▶ DATASET ROWS
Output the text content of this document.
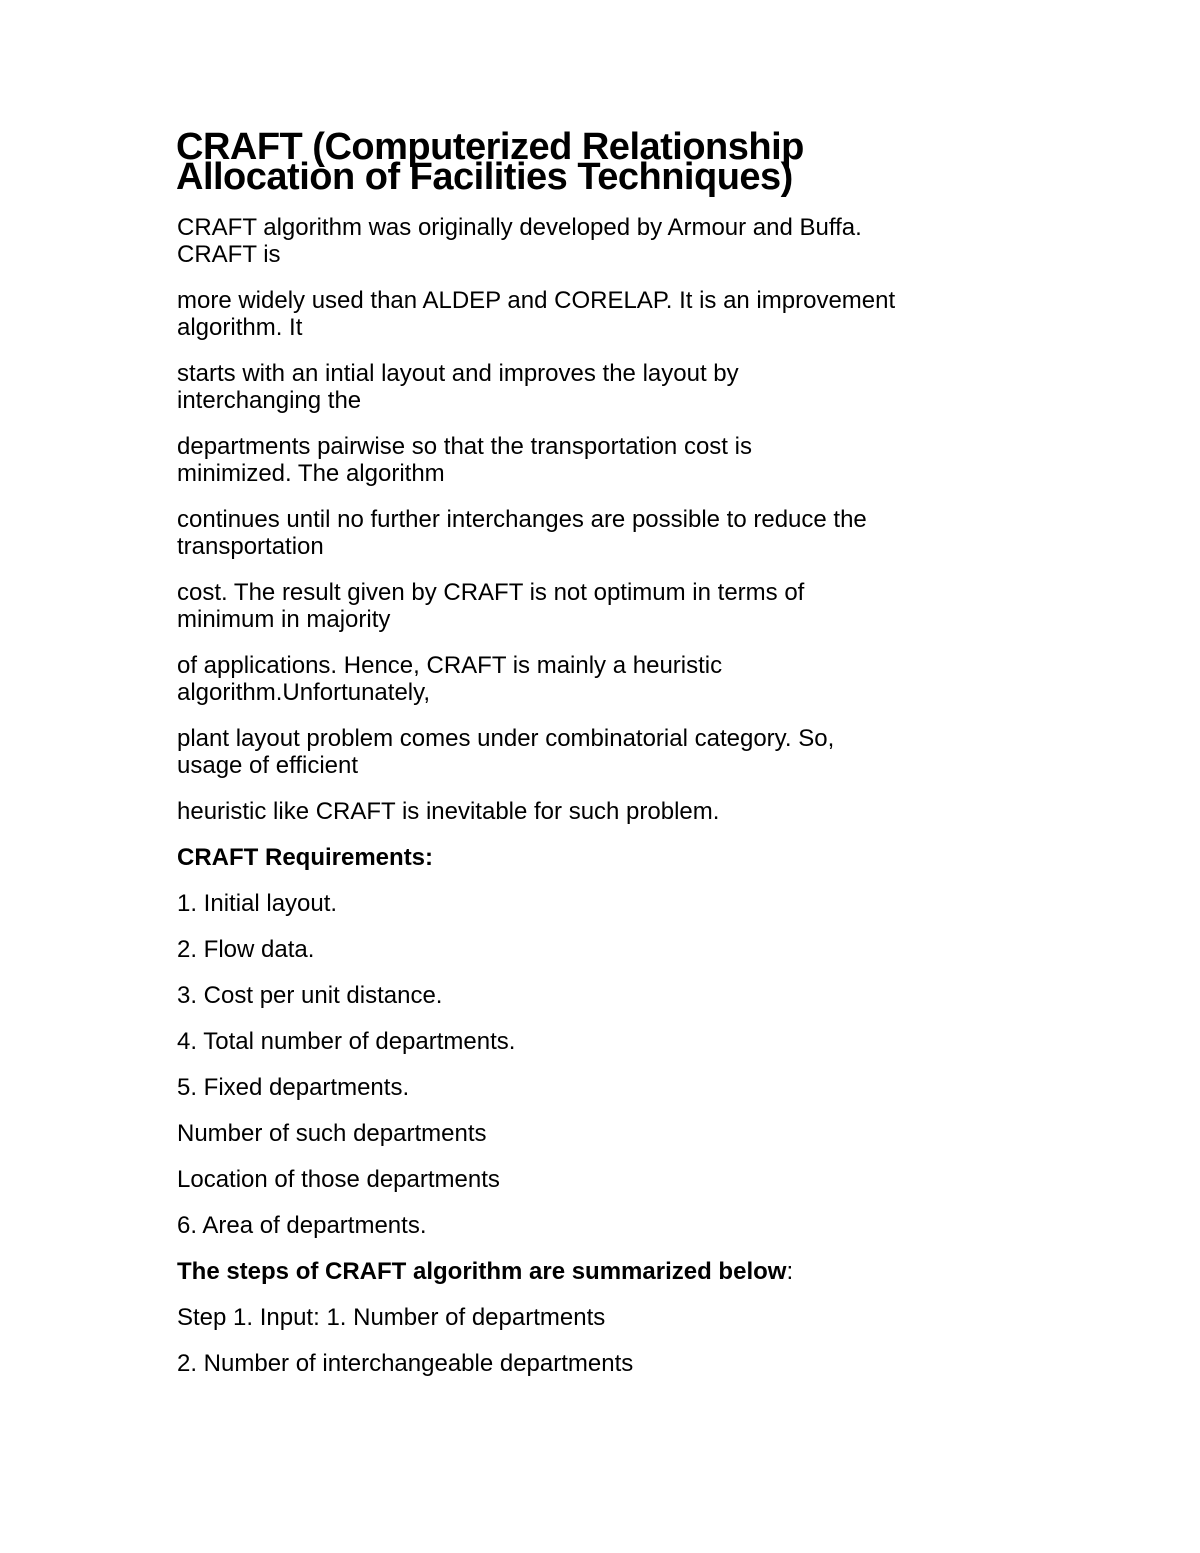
CRAFT (Computerized Relationship
Allocation of Facilities Techniques)

CRAFT algorithm was originally developed by Armour and Buffa.
CRAFT is

more widely used than ALDEP and CORELAP. It is an improvement
algorithm. It

starts with an intial layout and improves the layout by
interchanging the

departments pairwise so that the transportation cost is
minimized. The algorithm

continues until no further interchanges are possible to reduce the
transportation

cost. The result given by CRAFT is not optimum in terms of
minimum in majority

of applications. Hence, CRAFT is mainly a heuristic
algorithm.Unfortunately,

plant layout problem comes under combinatorial category. So,
usage of efficient

heuristic like CRAFT is inevitable for such problem.

CRAFT Requirements:

1. Initial layout.

2. Flow data.

3. Cost per unit distance.

4. Total number of departments.

5. Fixed departments.

Number of such departments

Location of those departments

6. Area of departments.

The steps of CRAFT algorithm are summarized below:

Step 1. Input: 1. Number of departments

2. Number of interchangeable departments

▶ WHAT NEEDS TO BE DONE
Copy each line of the records containing the string "layout".

▶ EXERCISE OUTPUT
starts with an intial layout and improves the layout by
plant layout problem comes under combinatorial category. So,
1. Initial layout.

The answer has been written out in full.